**What you need to do:**
All of the records below must be output exactly, with no pictures carried over.

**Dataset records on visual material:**

═══

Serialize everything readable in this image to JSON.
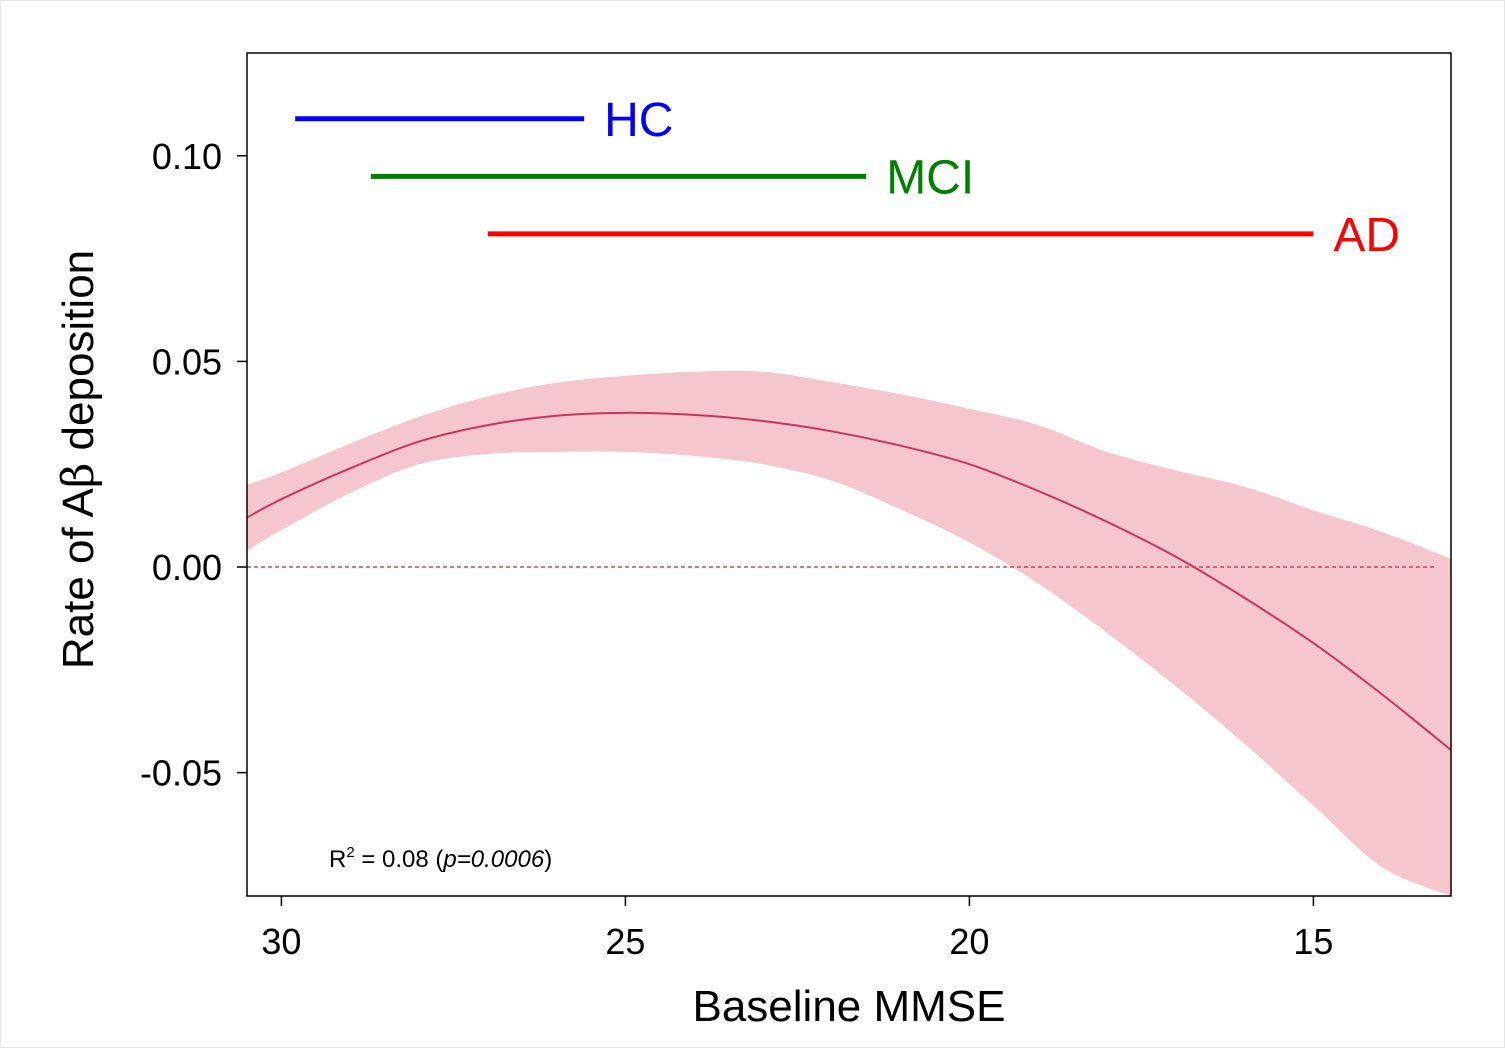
{
  "chart_data": {
    "type": "line",
    "xlabel": "Baseline MMSE",
    "ylabel_prefix": "Rate of A",
    "ylabel_greek": "β",
    "ylabel_suffix": " deposition",
    "xlim": [
      30.5,
      13.0
    ],
    "ylim": [
      -0.08,
      0.125
    ],
    "x_reversed": true,
    "x_ticks": [
      30,
      25,
      20,
      15
    ],
    "x_tick_labels": [
      "30",
      "25",
      "20",
      "15"
    ],
    "y_ticks": [
      0.1,
      0.05,
      0.0,
      -0.05
    ],
    "y_tick_labels": [
      "0.10",
      "0.05",
      "0.00",
      "-0.05"
    ],
    "reference_line": {
      "y": 0.0,
      "style": "dashed",
      "color": "#b03040"
    },
    "fit": {
      "x": [
        30.5,
        30,
        29,
        28,
        27,
        26,
        25,
        24,
        23,
        22,
        21,
        20,
        19,
        18,
        17,
        16,
        15,
        14,
        13
      ],
      "y": [
        0.012,
        0.0165,
        0.024,
        0.0305,
        0.0345,
        0.0368,
        0.0375,
        0.037,
        0.0355,
        0.033,
        0.0295,
        0.025,
        0.0185,
        0.011,
        0.0025,
        -0.0075,
        -0.0185,
        -0.031,
        -0.0445
      ],
      "lower": [
        0.004,
        0.009,
        0.018,
        0.025,
        0.0275,
        0.028,
        0.028,
        0.027,
        0.025,
        0.021,
        0.014,
        0.006,
        -0.004,
        -0.016,
        -0.029,
        -0.043,
        -0.058,
        -0.073,
        -0.08
      ],
      "upper": [
        0.02,
        0.023,
        0.03,
        0.0365,
        0.0415,
        0.0448,
        0.0465,
        0.0475,
        0.0475,
        0.045,
        0.042,
        0.0385,
        0.0345,
        0.028,
        0.0235,
        0.0195,
        0.0138,
        0.0085,
        0.002
      ],
      "line_color": "#c8375a",
      "band_color": "#f6c6cf"
    },
    "ranges": [
      {
        "label": "HC",
        "x_start": 29.8,
        "x_end": 25.6,
        "y": 0.109,
        "color": "#0000ff"
      },
      {
        "label": "MCI",
        "x_start": 28.7,
        "x_end": 21.5,
        "y": 0.095,
        "color": "#008000"
      },
      {
        "label": "AD",
        "x_start": 27.0,
        "x_end": 15.0,
        "y": 0.081,
        "color": "#ff0000"
      }
    ],
    "annotation": {
      "r_label": "R",
      "r_superscript": "2",
      "text_before": " = 0.08 (",
      "text_italic": "p=0.0006",
      "text_after": ")"
    },
    "grid": false,
    "legend": "none"
  }
}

═══

**Completed exercise:**
Serialize everything readable in this image to JSON.
{
  "chart_data": {
    "type": "line",
    "xlabel": "Baseline MMSE",
    "ylabel_prefix": "Rate of A",
    "ylabel_greek": "β",
    "ylabel_suffix": " deposition",
    "xlim": [
      30.5,
      13.0
    ],
    "ylim": [
      -0.08,
      0.125
    ],
    "x_reversed": true,
    "x_ticks": [
      30,
      25,
      20,
      15
    ],
    "x_tick_labels": [
      "30",
      "25",
      "20",
      "15"
    ],
    "y_ticks": [
      0.1,
      0.05,
      0.0,
      -0.05
    ],
    "y_tick_labels": [
      "0.10",
      "0.05",
      "0.00",
      "-0.05"
    ],
    "reference_line": {
      "y": 0.0,
      "style": "dashed",
      "color": "#b03040"
    },
    "fit": {
      "x": [
        30.5,
        30,
        29,
        28,
        27,
        26,
        25,
        24,
        23,
        22,
        21,
        20,
        19,
        18,
        17,
        16,
        15,
        14,
        13
      ],
      "y": [
        0.012,
        0.0165,
        0.024,
        0.0305,
        0.0345,
        0.0368,
        0.0375,
        0.037,
        0.0355,
        0.033,
        0.0295,
        0.025,
        0.0185,
        0.011,
        0.0025,
        -0.0075,
        -0.0185,
        -0.031,
        -0.0445
      ],
      "lower": [
        0.004,
        0.009,
        0.018,
        0.025,
        0.0275,
        0.028,
        0.028,
        0.027,
        0.025,
        0.021,
        0.014,
        0.006,
        -0.004,
        -0.016,
        -0.029,
        -0.043,
        -0.058,
        -0.073,
        -0.08
      ],
      "upper": [
        0.02,
        0.023,
        0.03,
        0.0365,
        0.0415,
        0.0448,
        0.0465,
        0.0475,
        0.0475,
        0.045,
        0.042,
        0.0385,
        0.0345,
        0.028,
        0.0235,
        0.0195,
        0.0138,
        0.0085,
        0.002
      ],
      "line_color": "#c8375a",
      "band_color": "#f6c6cf"
    },
    "ranges": [
      {
        "label": "HC",
        "x_start": 29.8,
        "x_end": 25.6,
        "y": 0.109,
        "color": "#0000ff"
      },
      {
        "label": "MCI",
        "x_start": 28.7,
        "x_end": 21.5,
        "y": 0.095,
        "color": "#008000"
      },
      {
        "label": "AD",
        "x_start": 27.0,
        "x_end": 15.0,
        "y": 0.081,
        "color": "#ff0000"
      }
    ],
    "annotation": {
      "r_label": "R",
      "r_superscript": "2",
      "text_before": " = 0.08 (",
      "text_italic": "p=0.0006",
      "text_after": ")"
    },
    "grid": false,
    "legend": "none"
  }
}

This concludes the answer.